Aim ->
Select all lines holding the word "this" from the entries that follow.

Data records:

Start

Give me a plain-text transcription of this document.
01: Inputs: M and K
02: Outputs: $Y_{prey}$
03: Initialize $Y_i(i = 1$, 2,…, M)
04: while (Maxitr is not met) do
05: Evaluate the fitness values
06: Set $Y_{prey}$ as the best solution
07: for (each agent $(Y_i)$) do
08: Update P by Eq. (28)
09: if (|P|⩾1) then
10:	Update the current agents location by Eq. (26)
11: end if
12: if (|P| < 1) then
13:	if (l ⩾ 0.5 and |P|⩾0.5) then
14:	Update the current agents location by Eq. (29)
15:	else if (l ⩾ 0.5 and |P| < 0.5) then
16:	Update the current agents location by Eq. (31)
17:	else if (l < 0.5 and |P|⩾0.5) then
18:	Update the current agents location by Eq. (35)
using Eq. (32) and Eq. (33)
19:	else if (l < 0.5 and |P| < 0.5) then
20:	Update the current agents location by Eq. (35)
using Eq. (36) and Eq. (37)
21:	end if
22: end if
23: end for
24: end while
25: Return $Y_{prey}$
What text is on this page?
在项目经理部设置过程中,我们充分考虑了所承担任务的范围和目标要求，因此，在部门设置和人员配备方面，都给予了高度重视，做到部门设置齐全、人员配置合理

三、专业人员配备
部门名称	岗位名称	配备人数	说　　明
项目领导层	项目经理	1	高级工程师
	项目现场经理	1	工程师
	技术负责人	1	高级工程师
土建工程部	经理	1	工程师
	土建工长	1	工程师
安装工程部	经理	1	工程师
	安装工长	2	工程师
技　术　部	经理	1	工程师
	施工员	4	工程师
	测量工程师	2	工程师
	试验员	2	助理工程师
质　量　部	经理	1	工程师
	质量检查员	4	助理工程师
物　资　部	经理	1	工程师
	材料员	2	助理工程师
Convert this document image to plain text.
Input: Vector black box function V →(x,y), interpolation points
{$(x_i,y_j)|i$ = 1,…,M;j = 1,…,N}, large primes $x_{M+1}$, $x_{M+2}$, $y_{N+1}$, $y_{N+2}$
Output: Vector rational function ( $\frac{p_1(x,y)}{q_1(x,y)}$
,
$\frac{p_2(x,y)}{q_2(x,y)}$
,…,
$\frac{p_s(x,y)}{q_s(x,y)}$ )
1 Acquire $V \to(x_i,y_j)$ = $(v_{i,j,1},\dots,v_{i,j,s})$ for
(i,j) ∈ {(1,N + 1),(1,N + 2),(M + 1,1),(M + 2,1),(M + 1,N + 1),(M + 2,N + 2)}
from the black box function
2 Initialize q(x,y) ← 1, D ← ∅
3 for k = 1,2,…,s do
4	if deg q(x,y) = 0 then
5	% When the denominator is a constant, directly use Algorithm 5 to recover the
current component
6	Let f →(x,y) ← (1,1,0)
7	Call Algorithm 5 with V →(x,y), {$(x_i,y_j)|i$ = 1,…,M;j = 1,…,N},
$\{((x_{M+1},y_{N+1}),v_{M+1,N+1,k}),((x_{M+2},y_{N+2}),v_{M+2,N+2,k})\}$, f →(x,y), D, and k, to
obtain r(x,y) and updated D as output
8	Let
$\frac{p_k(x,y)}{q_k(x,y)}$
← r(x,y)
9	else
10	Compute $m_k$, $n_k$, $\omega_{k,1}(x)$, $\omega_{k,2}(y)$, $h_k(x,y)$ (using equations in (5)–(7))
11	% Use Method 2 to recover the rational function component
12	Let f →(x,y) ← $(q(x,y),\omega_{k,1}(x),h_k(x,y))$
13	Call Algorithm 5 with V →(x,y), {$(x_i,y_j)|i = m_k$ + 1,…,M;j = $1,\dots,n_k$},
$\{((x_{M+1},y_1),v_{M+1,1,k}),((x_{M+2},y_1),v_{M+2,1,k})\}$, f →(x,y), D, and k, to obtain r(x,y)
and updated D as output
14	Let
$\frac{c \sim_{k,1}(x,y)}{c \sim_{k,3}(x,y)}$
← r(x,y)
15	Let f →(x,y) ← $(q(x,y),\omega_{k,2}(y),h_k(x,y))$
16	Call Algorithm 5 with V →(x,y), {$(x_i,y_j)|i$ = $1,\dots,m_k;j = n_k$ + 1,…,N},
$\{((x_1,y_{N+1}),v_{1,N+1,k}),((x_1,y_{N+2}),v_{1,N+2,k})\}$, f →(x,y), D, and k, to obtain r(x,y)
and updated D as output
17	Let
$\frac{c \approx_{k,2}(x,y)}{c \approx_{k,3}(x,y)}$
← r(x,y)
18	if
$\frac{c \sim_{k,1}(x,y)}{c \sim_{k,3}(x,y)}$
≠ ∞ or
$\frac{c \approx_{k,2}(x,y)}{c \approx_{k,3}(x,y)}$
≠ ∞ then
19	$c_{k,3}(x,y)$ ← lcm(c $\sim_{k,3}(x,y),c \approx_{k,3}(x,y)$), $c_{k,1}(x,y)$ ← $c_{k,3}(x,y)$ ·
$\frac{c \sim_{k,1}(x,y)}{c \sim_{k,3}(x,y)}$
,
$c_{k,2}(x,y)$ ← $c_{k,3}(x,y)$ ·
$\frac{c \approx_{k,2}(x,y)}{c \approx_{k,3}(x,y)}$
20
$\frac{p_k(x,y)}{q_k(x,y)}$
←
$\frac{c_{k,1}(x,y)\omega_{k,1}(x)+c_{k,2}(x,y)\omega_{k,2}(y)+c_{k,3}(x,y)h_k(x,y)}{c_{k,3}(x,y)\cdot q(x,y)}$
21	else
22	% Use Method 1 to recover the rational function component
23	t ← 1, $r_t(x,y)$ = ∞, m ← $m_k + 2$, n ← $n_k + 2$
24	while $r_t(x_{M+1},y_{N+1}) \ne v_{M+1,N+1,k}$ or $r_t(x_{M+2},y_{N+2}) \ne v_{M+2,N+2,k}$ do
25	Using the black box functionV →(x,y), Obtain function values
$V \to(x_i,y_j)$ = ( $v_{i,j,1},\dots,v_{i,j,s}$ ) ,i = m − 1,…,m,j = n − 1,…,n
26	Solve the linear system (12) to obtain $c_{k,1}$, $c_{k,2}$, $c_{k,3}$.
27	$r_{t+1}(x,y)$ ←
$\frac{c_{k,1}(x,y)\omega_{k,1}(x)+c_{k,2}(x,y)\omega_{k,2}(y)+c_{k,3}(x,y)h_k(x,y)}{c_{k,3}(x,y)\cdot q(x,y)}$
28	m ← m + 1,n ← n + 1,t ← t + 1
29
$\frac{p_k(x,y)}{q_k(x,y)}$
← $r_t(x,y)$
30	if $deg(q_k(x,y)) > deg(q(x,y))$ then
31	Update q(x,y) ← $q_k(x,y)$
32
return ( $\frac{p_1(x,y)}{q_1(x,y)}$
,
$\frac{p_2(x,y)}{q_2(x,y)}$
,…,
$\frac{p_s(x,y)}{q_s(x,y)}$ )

End

Answer to the problem ->
Give me a plain-text transcription of this document.
What text is on this page?
Convert this document image to plain text.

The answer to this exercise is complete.